-- START --

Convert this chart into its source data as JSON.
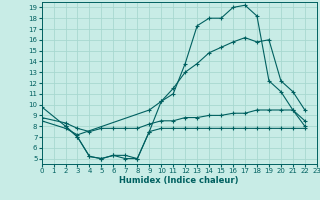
{
  "xlabel": "Humidex (Indice chaleur)",
  "bg_color": "#c8ece6",
  "grid_color": "#a8d8d0",
  "line_color": "#006060",
  "line1_x": [
    0,
    2,
    3,
    4,
    5,
    6,
    7,
    8,
    9,
    10,
    11,
    12,
    13,
    14,
    15,
    16,
    17,
    18,
    19,
    20,
    21,
    22
  ],
  "line1_y": [
    9.8,
    8.0,
    7.0,
    5.2,
    5.0,
    5.3,
    5.0,
    5.0,
    7.5,
    10.3,
    11.0,
    13.8,
    17.3,
    18.0,
    18.0,
    19.0,
    19.2,
    18.2,
    12.2,
    11.2,
    9.5,
    8.0
  ],
  "line2_x": [
    0,
    2,
    3,
    9,
    10,
    11,
    12,
    13,
    14,
    15,
    16,
    17,
    18,
    19,
    20,
    21,
    22
  ],
  "line2_y": [
    8.5,
    7.8,
    7.2,
    9.5,
    10.3,
    11.5,
    13.0,
    13.8,
    14.8,
    15.3,
    15.8,
    16.2,
    15.8,
    16.0,
    12.2,
    11.2,
    9.5
  ],
  "line3_x": [
    0,
    2,
    3,
    4,
    5,
    6,
    7,
    8,
    9,
    10,
    11,
    12,
    13,
    14,
    15,
    16,
    17,
    18,
    19,
    20,
    21,
    22
  ],
  "line3_y": [
    8.8,
    8.3,
    7.8,
    7.5,
    7.8,
    7.8,
    7.8,
    7.8,
    8.2,
    8.5,
    8.5,
    8.8,
    8.8,
    9.0,
    9.0,
    9.2,
    9.2,
    9.5,
    9.5,
    9.5,
    9.5,
    8.5
  ],
  "line4_x": [
    2,
    3,
    4,
    5,
    6,
    7,
    8,
    9,
    10,
    11,
    12,
    13,
    14,
    15,
    16,
    17,
    18,
    19,
    20,
    21,
    22
  ],
  "line4_y": [
    8.0,
    7.0,
    5.2,
    5.0,
    5.3,
    5.3,
    5.0,
    7.5,
    7.8,
    7.8,
    7.8,
    7.8,
    7.8,
    7.8,
    7.8,
    7.8,
    7.8,
    7.8,
    7.8,
    7.8,
    7.8
  ],
  "xlim": [
    0,
    23
  ],
  "ylim": [
    4.5,
    19.5
  ],
  "yticks": [
    5,
    6,
    7,
    8,
    9,
    10,
    11,
    12,
    13,
    14,
    15,
    16,
    17,
    18,
    19
  ],
  "xticks": [
    0,
    1,
    2,
    3,
    4,
    5,
    6,
    7,
    8,
    9,
    10,
    11,
    12,
    13,
    14,
    15,
    16,
    17,
    18,
    19,
    20,
    21,
    22,
    23
  ]
}
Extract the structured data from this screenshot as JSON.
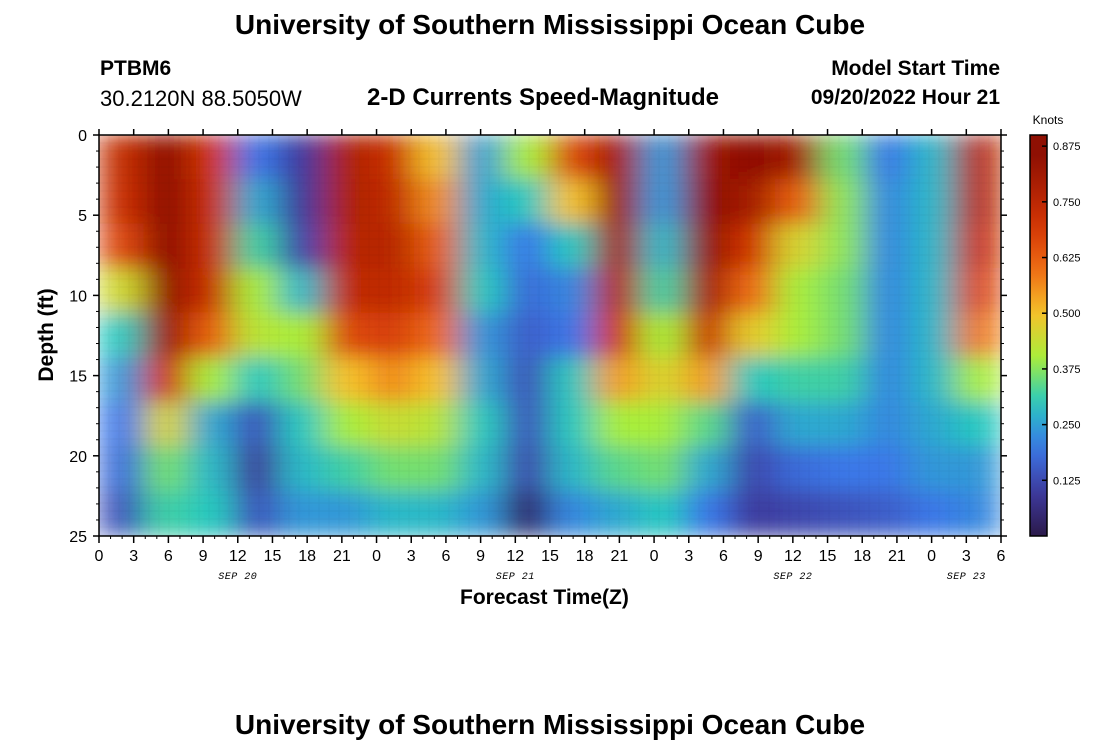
{
  "header": {
    "title": "University of Southern Mississippi Ocean Cube",
    "station": "PTBM6",
    "coords": "30.2120N  88.5050W",
    "subtitle": "2-D Currents Speed-Magnitude",
    "model_start_label": "Model Start Time",
    "model_start_value": "09/20/2022 Hour 21"
  },
  "footer": {
    "title": "University of Southern Mississippi Ocean Cube"
  },
  "chart_data": {
    "type": "heatmap",
    "title": "2-D Currents Speed-Magnitude",
    "xlabel": "Forecast Time(Z)",
    "ylabel": "Depth (ft)",
    "x_range_hours": [
      0,
      78
    ],
    "x_tick_labels": [
      "0",
      "3",
      "6",
      "9",
      "12",
      "15",
      "18",
      "21",
      "0",
      "3",
      "6",
      "9",
      "12",
      "15",
      "18",
      "21",
      "0",
      "3",
      "6",
      "9",
      "12",
      "15",
      "18",
      "21",
      "0",
      "3",
      "6"
    ],
    "date_labels": [
      {
        "label": "SEP 20",
        "at_hour": 12
      },
      {
        "label": "SEP 21",
        "at_hour": 36
      },
      {
        "label": "SEP 22",
        "at_hour": 60
      },
      {
        "label": "SEP 23",
        "at_hour": 75
      }
    ],
    "y_range_ft": [
      0,
      25
    ],
    "y_ticks": [
      0,
      5,
      10,
      15,
      20,
      25
    ],
    "y_inverted": true,
    "colorbar": {
      "title": "Knots",
      "min": 0,
      "max": 0.9,
      "ticks": [
        "0.125",
        "0.250",
        "0.375",
        "0.500",
        "0.625",
        "0.750",
        "0.875"
      ]
    },
    "colors": {
      "0": "#2b1a4a",
      "0.1": "#3e3a9e",
      "0.2": "#3a78e8",
      "0.3": "#27c9c0",
      "0.4": "#a9ee3b",
      "0.5": "#f5c22a",
      "0.6": "#ee6a14",
      "0.7": "#d23404",
      "0.85": "#8f1003"
    },
    "cells": [
      {
        "label": "depth 0-2 ft",
        "values": [
          0.73,
          0.88,
          0.7,
          0.2,
          0.1,
          0.78,
          0.72,
          0.5,
          0.25,
          0.4,
          0.66,
          0.8,
          0.24,
          0.82,
          0.86,
          0.8,
          0.36,
          0.2,
          0.28,
          0.76
        ]
      },
      {
        "label": "depth 2-5 ft",
        "values": [
          0.72,
          0.87,
          0.72,
          0.26,
          0.1,
          0.78,
          0.74,
          0.56,
          0.26,
          0.3,
          0.5,
          0.82,
          0.24,
          0.85,
          0.8,
          0.62,
          0.38,
          0.22,
          0.28,
          0.76
        ]
      },
      {
        "label": "depth 5-8 ft",
        "values": [
          0.66,
          0.85,
          0.72,
          0.32,
          0.12,
          0.76,
          0.76,
          0.62,
          0.28,
          0.2,
          0.3,
          0.8,
          0.28,
          0.84,
          0.7,
          0.46,
          0.38,
          0.22,
          0.28,
          0.72
        ]
      },
      {
        "label": "depth 8-11 ft",
        "values": [
          0.45,
          0.84,
          0.72,
          0.4,
          0.28,
          0.74,
          0.74,
          0.68,
          0.3,
          0.18,
          0.22,
          0.76,
          0.32,
          0.8,
          0.6,
          0.4,
          0.36,
          0.22,
          0.28,
          0.66
        ]
      },
      {
        "label": "depth 11-14 ft",
        "values": [
          0.3,
          0.82,
          0.62,
          0.42,
          0.4,
          0.66,
          0.68,
          0.6,
          0.24,
          0.16,
          0.2,
          0.7,
          0.4,
          0.72,
          0.48,
          0.4,
          0.36,
          0.22,
          0.28,
          0.58
        ]
      },
      {
        "label": "depth 14-17 ft",
        "values": [
          0.24,
          0.7,
          0.4,
          0.3,
          0.36,
          0.5,
          0.56,
          0.5,
          0.26,
          0.14,
          0.3,
          0.54,
          0.46,
          0.54,
          0.3,
          0.32,
          0.32,
          0.22,
          0.28,
          0.4
        ]
      },
      {
        "label": "depth 17-20 ft",
        "values": [
          0.2,
          0.46,
          0.26,
          0.14,
          0.3,
          0.4,
          0.44,
          0.42,
          0.3,
          0.14,
          0.3,
          0.4,
          0.4,
          0.34,
          0.16,
          0.26,
          0.26,
          0.22,
          0.26,
          0.3
        ]
      },
      {
        "label": "depth 20-22 ft",
        "values": [
          0.18,
          0.36,
          0.28,
          0.1,
          0.28,
          0.32,
          0.36,
          0.36,
          0.28,
          0.12,
          0.28,
          0.34,
          0.36,
          0.26,
          0.12,
          0.18,
          0.2,
          0.2,
          0.24,
          0.24
        ]
      },
      {
        "label": "depth 22-25 ft",
        "values": [
          0.14,
          0.32,
          0.3,
          0.14,
          0.24,
          0.24,
          0.28,
          0.28,
          0.24,
          0.04,
          0.22,
          0.26,
          0.3,
          0.2,
          0.1,
          0.12,
          0.14,
          0.16,
          0.2,
          0.22
        ]
      }
    ]
  }
}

-- END --

# PROBLEM DETAILS
Your reply is one number: how many lines of the records above contain the word "Cube".

# WORKED ANSWER
2